● **PROBLEM STATEMENT**
Extract every line below that contains the word "việc".

● ● ● ●

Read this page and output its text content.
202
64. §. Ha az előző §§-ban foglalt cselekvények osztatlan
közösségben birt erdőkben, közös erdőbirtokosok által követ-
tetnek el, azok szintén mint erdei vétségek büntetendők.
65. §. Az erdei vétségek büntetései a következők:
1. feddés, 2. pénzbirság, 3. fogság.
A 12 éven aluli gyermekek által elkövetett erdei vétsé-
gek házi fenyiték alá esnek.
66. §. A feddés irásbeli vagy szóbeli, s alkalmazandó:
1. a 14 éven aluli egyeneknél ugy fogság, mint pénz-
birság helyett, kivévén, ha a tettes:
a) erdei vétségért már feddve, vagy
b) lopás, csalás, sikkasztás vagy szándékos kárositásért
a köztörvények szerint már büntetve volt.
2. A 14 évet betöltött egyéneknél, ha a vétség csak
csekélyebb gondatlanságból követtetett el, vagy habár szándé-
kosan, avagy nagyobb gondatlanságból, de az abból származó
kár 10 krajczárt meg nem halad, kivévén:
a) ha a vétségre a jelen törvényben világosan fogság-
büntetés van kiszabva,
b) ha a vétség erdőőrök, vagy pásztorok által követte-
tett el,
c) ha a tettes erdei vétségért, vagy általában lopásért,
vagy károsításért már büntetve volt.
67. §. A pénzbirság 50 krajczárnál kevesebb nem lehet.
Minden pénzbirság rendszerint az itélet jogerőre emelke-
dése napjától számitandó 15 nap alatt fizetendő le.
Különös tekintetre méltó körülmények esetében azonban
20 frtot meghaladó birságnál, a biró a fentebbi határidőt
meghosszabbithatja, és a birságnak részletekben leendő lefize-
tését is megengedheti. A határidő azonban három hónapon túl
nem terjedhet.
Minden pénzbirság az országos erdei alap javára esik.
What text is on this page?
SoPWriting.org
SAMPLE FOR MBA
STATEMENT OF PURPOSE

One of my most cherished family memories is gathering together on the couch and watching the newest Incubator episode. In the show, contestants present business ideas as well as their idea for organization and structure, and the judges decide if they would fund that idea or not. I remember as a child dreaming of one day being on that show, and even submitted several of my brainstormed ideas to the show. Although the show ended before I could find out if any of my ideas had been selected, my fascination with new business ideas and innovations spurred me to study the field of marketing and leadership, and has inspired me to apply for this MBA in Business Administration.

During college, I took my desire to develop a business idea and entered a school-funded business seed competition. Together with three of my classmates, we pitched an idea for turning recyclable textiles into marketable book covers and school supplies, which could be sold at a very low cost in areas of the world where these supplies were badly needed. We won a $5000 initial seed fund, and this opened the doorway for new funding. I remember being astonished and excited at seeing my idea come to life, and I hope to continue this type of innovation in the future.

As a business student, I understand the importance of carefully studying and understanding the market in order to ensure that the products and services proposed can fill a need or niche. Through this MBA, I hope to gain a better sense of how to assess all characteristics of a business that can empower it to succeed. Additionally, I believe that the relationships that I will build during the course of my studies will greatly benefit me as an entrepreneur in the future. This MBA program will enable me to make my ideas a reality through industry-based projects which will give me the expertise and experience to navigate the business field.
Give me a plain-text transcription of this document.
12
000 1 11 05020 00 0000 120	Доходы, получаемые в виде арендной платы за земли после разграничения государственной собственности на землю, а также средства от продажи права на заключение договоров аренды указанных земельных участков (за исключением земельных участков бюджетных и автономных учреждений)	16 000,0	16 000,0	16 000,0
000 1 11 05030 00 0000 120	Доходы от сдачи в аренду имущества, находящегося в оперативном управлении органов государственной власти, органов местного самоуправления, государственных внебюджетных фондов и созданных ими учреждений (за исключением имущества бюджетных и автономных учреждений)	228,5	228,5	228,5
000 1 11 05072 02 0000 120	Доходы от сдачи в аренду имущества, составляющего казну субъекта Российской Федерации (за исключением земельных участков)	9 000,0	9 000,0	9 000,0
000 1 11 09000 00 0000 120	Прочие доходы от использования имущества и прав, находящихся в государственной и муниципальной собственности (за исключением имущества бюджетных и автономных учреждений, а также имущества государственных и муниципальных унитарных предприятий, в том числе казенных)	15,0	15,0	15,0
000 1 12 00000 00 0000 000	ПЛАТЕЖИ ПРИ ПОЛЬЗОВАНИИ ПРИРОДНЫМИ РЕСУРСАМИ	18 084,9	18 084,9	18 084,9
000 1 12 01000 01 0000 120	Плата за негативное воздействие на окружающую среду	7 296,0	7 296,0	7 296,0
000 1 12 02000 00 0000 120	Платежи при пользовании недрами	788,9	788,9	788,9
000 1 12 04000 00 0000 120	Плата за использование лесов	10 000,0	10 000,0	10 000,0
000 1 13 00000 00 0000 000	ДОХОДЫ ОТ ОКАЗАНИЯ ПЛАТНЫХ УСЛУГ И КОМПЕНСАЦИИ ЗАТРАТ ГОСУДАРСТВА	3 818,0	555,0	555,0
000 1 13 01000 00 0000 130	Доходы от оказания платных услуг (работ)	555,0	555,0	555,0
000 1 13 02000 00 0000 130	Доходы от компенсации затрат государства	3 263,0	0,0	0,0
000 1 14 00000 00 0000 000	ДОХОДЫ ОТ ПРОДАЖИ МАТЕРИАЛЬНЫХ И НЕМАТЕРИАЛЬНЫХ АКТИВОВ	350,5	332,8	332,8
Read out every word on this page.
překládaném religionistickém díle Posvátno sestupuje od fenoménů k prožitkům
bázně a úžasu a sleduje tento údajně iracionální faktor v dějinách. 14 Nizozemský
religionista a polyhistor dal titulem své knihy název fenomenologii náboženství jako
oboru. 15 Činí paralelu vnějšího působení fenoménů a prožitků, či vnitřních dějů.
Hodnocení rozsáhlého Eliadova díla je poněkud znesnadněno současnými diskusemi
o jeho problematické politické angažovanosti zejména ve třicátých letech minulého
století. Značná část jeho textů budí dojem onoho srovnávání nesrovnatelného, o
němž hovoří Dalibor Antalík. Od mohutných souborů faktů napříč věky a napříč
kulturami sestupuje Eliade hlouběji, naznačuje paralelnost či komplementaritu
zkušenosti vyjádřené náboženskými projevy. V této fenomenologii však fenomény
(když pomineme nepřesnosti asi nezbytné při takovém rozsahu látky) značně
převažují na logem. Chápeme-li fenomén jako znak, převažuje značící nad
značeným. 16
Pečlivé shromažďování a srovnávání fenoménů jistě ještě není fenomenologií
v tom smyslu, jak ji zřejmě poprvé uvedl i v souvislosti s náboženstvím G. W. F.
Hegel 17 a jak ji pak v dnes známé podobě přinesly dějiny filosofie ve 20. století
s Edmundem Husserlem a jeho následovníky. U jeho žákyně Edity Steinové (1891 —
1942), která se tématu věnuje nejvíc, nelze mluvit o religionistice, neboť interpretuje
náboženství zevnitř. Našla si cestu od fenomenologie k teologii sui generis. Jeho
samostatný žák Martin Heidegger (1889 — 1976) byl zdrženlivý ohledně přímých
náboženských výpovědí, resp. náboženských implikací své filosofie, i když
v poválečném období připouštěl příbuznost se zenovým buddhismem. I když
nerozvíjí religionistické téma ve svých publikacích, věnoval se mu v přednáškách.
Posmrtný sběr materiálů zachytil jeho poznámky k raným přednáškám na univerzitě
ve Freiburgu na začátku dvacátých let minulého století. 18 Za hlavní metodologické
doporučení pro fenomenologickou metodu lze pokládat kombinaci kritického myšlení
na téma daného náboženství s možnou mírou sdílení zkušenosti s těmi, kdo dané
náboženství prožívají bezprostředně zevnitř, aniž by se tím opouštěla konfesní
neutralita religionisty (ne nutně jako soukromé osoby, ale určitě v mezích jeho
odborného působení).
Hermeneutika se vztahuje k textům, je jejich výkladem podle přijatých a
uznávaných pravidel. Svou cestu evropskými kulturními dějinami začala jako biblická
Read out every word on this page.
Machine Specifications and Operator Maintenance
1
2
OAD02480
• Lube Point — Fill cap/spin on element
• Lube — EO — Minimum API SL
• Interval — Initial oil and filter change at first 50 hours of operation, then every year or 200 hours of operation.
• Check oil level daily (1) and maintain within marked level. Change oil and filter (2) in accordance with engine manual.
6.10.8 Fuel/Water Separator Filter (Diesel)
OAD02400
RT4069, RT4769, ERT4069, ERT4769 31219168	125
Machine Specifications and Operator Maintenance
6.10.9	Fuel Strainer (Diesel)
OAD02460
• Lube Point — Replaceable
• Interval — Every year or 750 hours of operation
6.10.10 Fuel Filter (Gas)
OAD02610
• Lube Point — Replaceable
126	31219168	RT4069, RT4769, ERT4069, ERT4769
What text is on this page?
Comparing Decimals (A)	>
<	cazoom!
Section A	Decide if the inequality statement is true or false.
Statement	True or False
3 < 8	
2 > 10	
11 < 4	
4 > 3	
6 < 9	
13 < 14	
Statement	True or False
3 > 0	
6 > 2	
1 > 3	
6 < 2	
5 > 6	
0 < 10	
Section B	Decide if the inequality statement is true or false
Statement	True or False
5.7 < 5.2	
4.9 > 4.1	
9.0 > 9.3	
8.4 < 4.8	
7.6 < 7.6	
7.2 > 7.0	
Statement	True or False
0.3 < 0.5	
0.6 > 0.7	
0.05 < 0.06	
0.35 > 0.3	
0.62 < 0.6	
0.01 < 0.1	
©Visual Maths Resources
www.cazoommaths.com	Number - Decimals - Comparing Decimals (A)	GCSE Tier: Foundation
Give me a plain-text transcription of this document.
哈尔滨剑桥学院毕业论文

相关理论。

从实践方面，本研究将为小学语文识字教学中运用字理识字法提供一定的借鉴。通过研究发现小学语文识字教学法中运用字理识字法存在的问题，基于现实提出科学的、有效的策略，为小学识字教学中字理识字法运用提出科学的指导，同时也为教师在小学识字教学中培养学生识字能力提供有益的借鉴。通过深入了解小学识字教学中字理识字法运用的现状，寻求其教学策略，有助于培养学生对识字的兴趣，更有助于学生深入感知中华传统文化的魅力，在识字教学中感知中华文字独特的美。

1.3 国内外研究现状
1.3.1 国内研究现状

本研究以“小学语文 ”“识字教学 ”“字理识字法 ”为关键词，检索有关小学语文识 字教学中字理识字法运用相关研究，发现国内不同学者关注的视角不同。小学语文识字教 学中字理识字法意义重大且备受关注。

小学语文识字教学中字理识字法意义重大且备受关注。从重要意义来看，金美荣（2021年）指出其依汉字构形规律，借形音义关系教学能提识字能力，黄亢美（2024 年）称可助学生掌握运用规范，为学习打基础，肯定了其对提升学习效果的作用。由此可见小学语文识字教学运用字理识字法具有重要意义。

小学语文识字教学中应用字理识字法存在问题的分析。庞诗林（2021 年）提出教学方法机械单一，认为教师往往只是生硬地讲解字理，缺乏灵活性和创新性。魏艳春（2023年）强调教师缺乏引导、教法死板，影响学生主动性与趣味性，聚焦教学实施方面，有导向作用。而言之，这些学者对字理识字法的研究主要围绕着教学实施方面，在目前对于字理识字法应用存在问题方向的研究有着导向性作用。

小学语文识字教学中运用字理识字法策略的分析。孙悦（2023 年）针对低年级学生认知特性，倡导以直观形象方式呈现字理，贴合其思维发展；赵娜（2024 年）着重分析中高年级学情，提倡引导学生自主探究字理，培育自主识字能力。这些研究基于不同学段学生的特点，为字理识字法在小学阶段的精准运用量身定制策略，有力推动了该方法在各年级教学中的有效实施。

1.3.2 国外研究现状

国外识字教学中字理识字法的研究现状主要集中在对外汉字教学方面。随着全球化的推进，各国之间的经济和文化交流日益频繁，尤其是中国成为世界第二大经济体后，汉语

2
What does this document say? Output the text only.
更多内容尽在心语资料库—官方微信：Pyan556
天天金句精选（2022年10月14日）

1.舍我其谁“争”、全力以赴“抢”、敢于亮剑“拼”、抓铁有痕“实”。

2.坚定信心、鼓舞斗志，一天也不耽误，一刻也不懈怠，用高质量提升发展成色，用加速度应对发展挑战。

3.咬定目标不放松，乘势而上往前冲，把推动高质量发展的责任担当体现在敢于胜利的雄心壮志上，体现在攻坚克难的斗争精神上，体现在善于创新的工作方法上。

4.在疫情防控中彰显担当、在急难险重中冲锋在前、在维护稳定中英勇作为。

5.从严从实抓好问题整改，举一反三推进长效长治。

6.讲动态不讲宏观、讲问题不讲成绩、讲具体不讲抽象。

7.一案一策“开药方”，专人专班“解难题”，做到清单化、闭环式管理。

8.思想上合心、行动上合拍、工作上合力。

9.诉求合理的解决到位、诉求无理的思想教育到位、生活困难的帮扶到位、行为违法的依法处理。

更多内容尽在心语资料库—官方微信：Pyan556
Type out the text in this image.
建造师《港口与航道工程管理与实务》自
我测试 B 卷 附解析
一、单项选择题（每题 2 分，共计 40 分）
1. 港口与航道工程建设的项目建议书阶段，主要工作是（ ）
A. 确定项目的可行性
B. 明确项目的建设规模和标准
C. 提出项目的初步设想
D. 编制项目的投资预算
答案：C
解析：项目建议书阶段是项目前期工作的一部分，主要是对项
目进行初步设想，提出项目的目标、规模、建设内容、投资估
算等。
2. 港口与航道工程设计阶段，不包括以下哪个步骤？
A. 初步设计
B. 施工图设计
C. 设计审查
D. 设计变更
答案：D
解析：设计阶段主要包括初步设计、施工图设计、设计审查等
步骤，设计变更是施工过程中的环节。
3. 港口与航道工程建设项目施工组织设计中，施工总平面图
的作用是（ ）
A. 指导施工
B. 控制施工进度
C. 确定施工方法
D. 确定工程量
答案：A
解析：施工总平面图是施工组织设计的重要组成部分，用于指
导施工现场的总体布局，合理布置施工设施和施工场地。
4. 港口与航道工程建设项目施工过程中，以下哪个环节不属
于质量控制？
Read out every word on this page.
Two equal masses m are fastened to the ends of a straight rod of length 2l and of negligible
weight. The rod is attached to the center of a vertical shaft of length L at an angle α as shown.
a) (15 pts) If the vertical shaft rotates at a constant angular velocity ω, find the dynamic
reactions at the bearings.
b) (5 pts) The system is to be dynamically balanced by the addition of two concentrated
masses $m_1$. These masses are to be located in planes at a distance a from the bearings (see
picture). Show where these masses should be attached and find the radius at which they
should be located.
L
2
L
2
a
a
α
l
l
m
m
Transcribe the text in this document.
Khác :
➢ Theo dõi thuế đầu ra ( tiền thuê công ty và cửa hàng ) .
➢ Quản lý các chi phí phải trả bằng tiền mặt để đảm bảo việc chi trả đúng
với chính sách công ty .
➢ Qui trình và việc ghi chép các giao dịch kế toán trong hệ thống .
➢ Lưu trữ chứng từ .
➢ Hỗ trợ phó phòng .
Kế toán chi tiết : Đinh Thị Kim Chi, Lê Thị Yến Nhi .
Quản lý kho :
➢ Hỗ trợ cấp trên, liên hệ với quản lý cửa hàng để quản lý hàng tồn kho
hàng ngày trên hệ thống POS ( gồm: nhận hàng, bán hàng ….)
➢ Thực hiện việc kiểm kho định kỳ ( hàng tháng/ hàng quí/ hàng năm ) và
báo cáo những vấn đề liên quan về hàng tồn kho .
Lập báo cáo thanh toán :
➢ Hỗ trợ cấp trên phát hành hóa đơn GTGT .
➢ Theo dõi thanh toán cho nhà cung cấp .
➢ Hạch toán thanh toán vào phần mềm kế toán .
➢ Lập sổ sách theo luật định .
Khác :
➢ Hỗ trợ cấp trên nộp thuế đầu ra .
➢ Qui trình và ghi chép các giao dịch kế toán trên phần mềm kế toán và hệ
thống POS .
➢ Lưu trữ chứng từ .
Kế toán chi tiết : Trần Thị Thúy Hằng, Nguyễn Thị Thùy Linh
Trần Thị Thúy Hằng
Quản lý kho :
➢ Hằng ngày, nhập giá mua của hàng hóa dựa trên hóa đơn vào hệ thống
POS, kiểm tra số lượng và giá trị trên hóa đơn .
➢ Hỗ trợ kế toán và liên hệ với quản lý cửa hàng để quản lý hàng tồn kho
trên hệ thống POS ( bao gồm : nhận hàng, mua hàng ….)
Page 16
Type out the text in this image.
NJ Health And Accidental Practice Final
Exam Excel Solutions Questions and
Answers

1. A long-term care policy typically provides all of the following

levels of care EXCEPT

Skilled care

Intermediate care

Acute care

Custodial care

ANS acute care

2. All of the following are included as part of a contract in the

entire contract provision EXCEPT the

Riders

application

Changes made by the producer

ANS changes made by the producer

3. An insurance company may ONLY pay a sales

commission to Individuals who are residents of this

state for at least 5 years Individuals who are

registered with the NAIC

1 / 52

● ● ● ●

● **SOLUTION FOR THIS PROBLEM**
➢ Quản lý các chi phí phải trả bằng tiền mặt để đảm bảo việc chi trả đúng
➢ Qui trình và việc ghi chép các giao dịch kế toán trong hệ thống .
➢ Thực hiện việc kiểm kho định kỳ ( hàng tháng/ hàng quí/ hàng năm ) và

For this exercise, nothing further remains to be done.